TASK DETAILS >>
Omit every image, and transcribe the remaining entries exactly as given.
>> START GIVEN RECORDS
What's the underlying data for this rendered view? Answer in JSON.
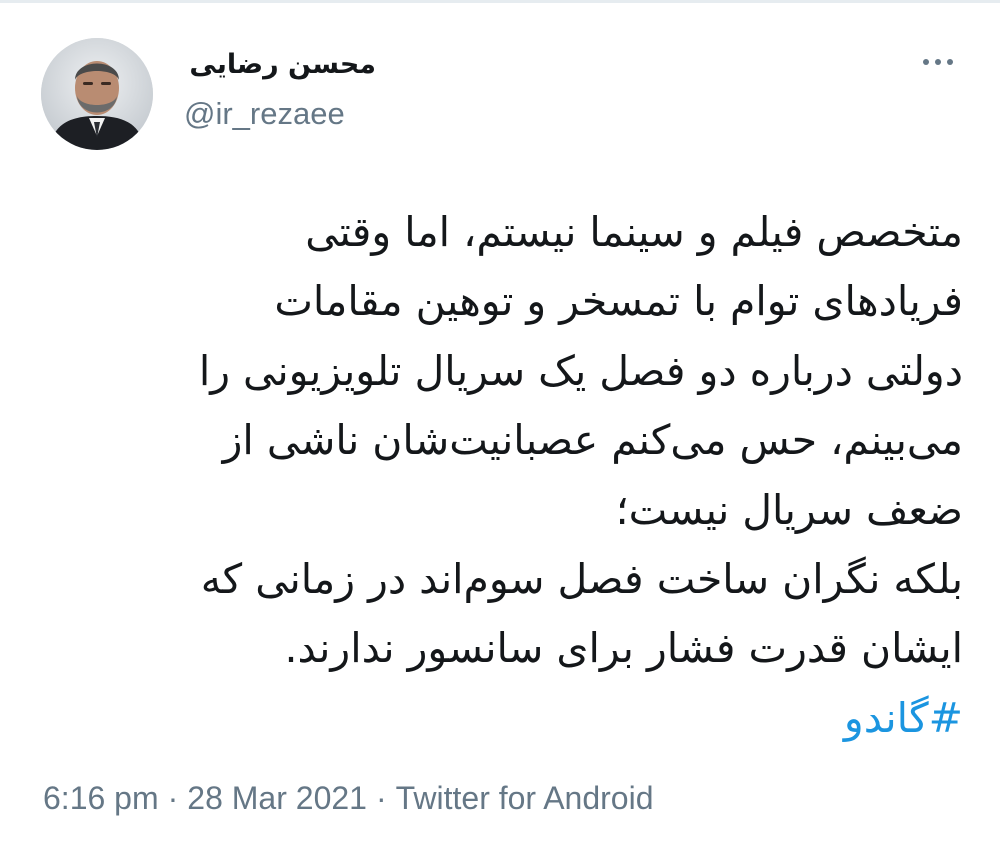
{
  "author": {
    "display_name": "محسن رضایی",
    "handle": "@ir_rezaee",
    "avatar_icon": "profile-photo"
  },
  "header": {
    "more_icon": "more-dots-icon"
  },
  "tweet": {
    "lines": [
      "متخصص فیلم و سینما نیستم، اما وقتی",
      "فریادهای توام با تمسخر و توهین مقامات",
      "دولتی درباره دو فصل یک سریال تلویزیونی را",
      "می‌بینم، حس می‌کنم عصبانیت‌شان ناشی از",
      "ضعف سریال نیست؛",
      "بلکه نگران ساخت فصل سوم‌اند در زمانی که",
      "ایشان قدرت فشار برای سانسور ندارند."
    ],
    "hashtag": "#گاندو"
  },
  "meta": {
    "time": "6:16 pm",
    "separator": "·",
    "date": "28 Mar 2021",
    "source": "Twitter for Android"
  },
  "colors": {
    "text": "#14171a",
    "secondary": "#657786",
    "link": "#1b95e0"
  }
}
>> END GIVEN RECORDS
ANSWER TO THIS EXERCISE >>
What's the underlying data for this rendered view? Answer in JSON.
{
  "author": {
    "display_name": "محسن رضایی",
    "handle": "@ir_rezaee",
    "avatar_icon": "profile-photo"
  },
  "header": {
    "more_icon": "more-dots-icon"
  },
  "tweet": {
    "lines": [
      "متخصص فیلم و سینما نیستم، اما وقتی",
      "فریادهای توام با تمسخر و توهین مقامات",
      "دولتی درباره دو فصل یک سریال تلویزیونی را",
      "می‌بینم، حس می‌کنم عصبانیت‌شان ناشی از",
      "ضعف سریال نیست؛",
      "بلکه نگران ساخت فصل سوم‌اند در زمانی که",
      "ایشان قدرت فشار برای سانسور ندارند."
    ],
    "hashtag": "#گاندو"
  },
  "meta": {
    "time": "6:16 pm",
    "separator": "·",
    "date": "28 Mar 2021",
    "source": "Twitter for Android"
  },
  "colors": {
    "text": "#14171a",
    "secondary": "#657786",
    "link": "#1b95e0"
  }
}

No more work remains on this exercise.